◆ **Directions**:
Identify the lines that contain the word "values", then copy them.
### Records for the task
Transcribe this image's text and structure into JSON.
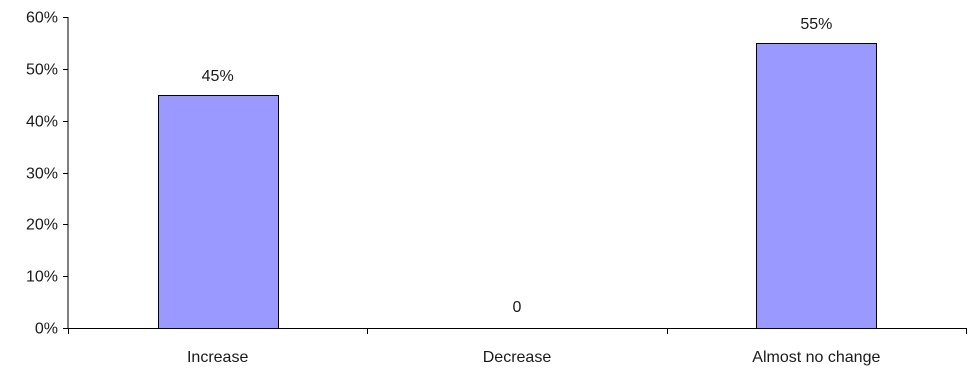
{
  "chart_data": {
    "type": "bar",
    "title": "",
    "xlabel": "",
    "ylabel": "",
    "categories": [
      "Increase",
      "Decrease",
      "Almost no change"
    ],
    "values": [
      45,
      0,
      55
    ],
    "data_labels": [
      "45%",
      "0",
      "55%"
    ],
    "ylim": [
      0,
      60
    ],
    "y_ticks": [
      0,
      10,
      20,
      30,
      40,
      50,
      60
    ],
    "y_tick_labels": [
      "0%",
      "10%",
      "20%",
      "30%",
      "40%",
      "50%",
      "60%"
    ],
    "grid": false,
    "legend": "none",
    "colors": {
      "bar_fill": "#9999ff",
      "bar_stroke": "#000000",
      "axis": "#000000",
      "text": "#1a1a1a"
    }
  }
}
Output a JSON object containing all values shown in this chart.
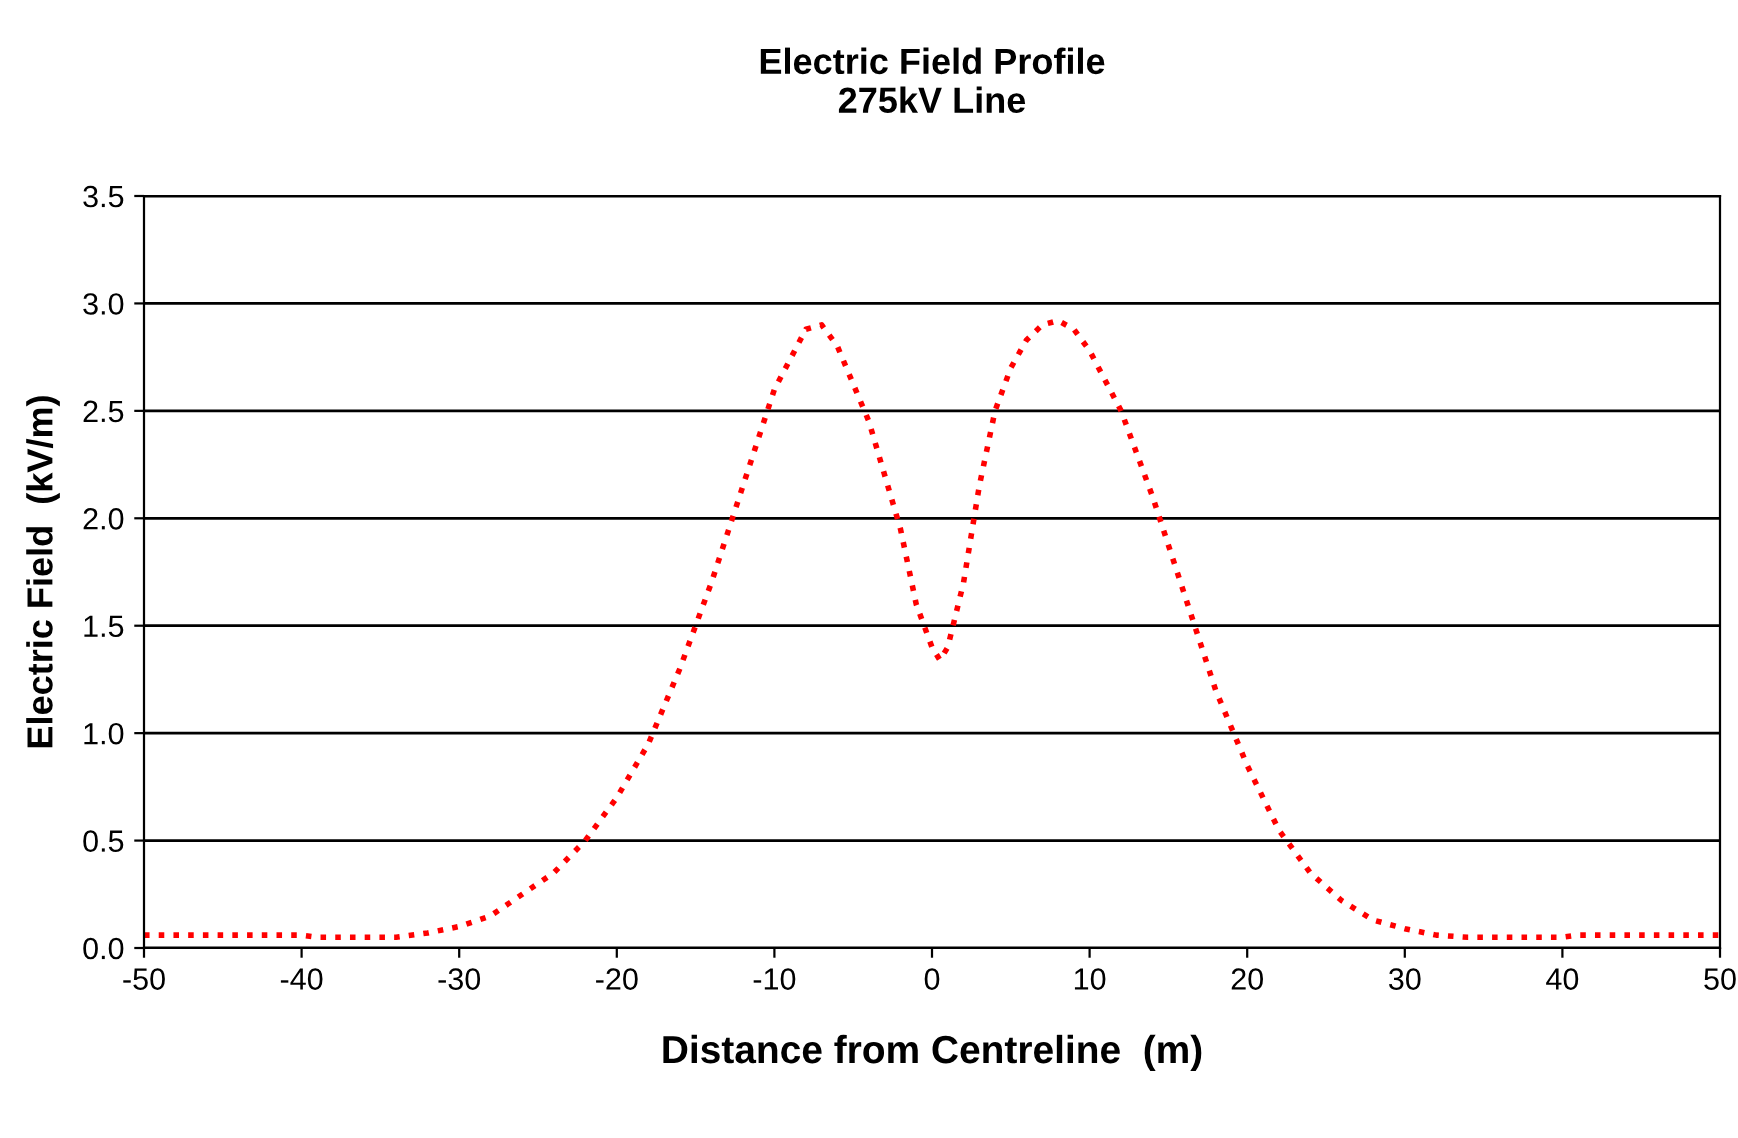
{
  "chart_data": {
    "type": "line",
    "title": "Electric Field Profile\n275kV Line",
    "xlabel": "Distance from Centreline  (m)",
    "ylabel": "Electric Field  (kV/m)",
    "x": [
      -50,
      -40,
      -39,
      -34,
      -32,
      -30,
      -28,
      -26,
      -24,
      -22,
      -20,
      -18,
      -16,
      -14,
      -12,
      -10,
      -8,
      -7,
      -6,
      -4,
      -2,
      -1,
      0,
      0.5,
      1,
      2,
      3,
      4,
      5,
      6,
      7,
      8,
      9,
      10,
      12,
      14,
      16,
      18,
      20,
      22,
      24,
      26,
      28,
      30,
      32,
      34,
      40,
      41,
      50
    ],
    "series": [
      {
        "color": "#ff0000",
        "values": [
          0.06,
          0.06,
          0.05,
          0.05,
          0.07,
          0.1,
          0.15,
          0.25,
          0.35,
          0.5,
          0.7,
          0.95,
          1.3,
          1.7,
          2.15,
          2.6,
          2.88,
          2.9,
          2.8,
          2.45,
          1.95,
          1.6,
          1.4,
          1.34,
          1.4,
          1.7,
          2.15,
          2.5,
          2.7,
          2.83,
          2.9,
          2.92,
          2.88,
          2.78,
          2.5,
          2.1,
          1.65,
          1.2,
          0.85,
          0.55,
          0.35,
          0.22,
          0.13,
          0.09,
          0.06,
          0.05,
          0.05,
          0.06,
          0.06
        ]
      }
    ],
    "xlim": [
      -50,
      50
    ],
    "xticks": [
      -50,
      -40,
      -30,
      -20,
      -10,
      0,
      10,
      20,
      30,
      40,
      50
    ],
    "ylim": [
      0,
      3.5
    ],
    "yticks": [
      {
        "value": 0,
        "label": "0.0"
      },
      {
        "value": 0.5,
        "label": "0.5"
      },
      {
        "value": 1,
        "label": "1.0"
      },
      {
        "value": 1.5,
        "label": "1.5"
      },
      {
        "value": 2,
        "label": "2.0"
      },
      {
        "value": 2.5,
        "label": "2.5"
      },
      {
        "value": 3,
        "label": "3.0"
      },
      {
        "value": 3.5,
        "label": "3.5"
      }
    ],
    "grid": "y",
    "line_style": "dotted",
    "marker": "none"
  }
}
######
### Records for the task
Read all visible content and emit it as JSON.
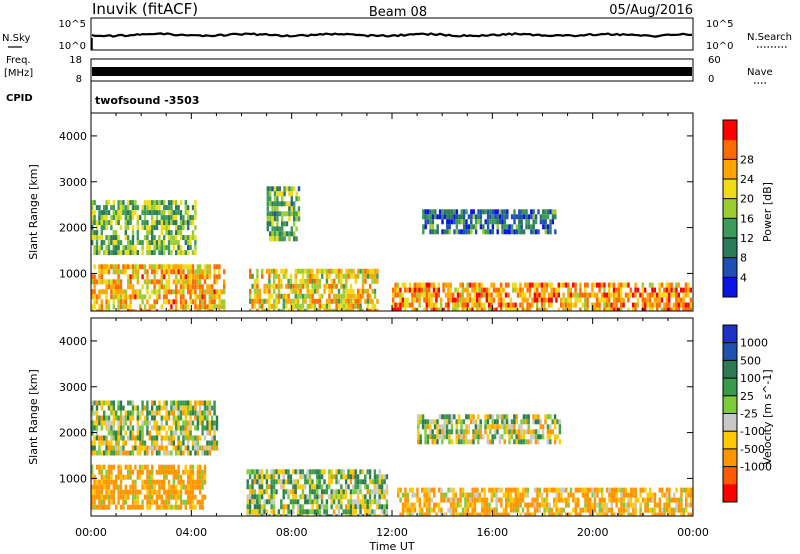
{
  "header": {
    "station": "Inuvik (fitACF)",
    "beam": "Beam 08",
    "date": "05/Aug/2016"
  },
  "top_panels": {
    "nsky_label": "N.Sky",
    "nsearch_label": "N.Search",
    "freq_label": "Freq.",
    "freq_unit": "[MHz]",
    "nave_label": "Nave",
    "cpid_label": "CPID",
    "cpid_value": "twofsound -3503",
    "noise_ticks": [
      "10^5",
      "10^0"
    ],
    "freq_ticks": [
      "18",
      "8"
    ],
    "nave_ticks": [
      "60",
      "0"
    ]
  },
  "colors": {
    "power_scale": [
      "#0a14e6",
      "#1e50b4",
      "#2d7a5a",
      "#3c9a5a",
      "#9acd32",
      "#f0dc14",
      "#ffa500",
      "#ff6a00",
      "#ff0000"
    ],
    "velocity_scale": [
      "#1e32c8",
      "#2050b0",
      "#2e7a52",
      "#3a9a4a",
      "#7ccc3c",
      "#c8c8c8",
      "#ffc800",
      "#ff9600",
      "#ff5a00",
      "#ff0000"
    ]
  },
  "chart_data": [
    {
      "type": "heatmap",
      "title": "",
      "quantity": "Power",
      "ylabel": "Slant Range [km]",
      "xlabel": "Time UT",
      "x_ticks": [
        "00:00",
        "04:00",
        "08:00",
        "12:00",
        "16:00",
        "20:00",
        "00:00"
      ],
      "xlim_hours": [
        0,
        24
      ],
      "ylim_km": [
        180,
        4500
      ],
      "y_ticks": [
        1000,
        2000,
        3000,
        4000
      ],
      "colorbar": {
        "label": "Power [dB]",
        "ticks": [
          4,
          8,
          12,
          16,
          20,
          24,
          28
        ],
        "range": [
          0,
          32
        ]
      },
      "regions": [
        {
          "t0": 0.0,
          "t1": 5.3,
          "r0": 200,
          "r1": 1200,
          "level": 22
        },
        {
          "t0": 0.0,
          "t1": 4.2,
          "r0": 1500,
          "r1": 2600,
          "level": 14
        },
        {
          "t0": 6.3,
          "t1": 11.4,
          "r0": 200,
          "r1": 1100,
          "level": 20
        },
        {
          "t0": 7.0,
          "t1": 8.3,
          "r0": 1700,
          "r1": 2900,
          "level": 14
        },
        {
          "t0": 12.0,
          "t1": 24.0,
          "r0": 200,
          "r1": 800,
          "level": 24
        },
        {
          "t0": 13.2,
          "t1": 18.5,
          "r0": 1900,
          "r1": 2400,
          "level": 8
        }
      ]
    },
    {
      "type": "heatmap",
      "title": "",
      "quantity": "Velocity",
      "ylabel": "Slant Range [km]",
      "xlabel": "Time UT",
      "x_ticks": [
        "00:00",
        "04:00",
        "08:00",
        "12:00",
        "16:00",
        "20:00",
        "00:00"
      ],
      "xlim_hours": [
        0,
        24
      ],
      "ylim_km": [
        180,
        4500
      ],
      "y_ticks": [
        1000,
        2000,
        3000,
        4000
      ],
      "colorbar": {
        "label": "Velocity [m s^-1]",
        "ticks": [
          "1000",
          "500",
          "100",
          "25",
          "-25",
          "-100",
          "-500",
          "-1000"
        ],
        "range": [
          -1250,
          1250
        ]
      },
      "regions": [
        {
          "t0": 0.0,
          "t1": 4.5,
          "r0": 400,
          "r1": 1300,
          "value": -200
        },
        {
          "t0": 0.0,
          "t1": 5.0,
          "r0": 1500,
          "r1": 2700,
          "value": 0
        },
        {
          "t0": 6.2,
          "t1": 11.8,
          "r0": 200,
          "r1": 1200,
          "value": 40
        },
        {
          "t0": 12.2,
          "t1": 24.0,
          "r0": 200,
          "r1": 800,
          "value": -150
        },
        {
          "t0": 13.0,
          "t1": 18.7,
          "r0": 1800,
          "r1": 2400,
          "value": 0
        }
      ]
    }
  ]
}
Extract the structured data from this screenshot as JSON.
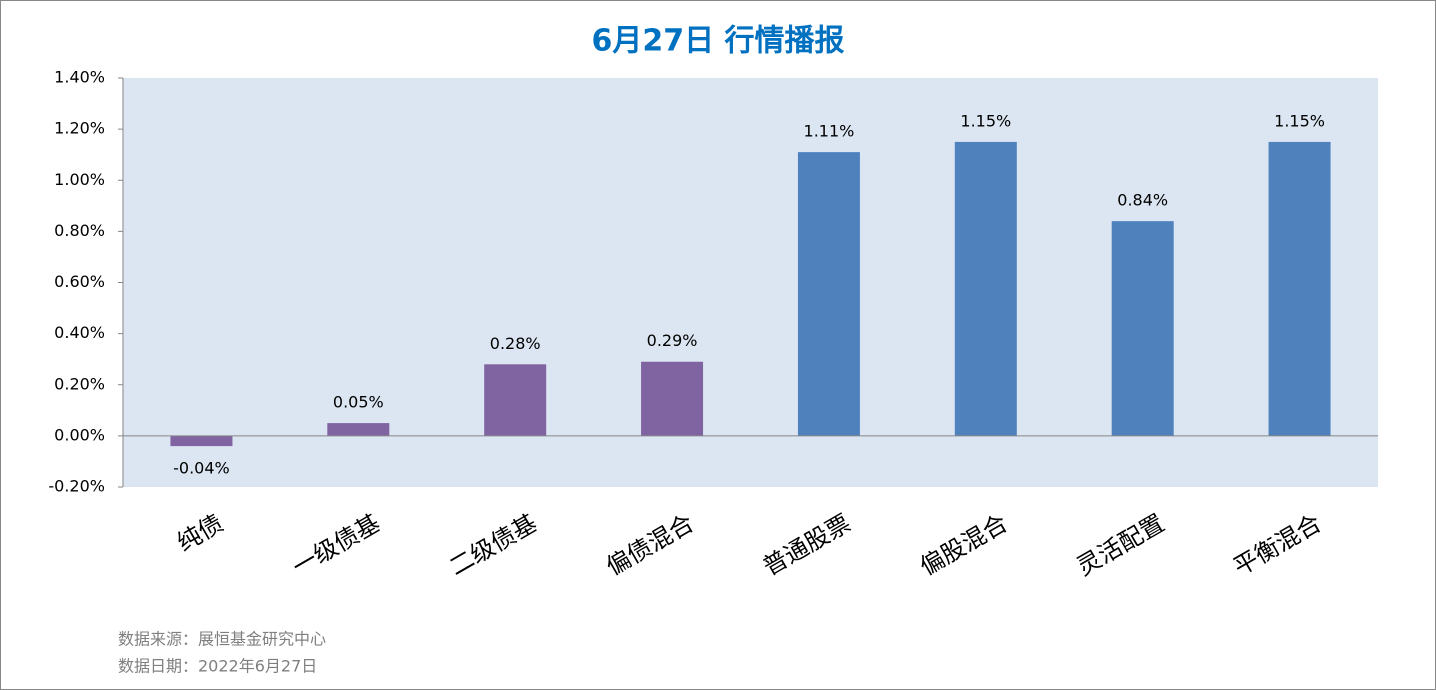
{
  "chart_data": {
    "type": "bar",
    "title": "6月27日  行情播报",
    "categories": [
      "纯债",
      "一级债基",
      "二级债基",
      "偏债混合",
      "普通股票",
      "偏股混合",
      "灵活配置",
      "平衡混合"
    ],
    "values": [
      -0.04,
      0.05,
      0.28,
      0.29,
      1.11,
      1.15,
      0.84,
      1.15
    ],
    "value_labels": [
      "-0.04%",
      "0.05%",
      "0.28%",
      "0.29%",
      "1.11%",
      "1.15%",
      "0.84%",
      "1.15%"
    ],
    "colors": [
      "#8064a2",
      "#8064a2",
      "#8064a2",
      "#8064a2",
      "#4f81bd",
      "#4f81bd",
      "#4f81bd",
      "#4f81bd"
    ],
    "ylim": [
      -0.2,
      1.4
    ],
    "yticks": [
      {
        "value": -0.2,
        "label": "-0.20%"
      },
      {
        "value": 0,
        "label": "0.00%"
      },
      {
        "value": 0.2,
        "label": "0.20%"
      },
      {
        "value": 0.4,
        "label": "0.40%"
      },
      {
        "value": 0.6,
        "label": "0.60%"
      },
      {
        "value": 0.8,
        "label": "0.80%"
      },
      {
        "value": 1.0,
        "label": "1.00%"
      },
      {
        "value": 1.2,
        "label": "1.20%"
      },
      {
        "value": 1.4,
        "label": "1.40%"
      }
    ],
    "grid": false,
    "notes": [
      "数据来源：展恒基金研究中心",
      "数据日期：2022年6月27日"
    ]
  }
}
######
◆ **Solved problem**:
    "values": [
Output a JSON object containing all values shown in this chart.
        "values": [
    "values": [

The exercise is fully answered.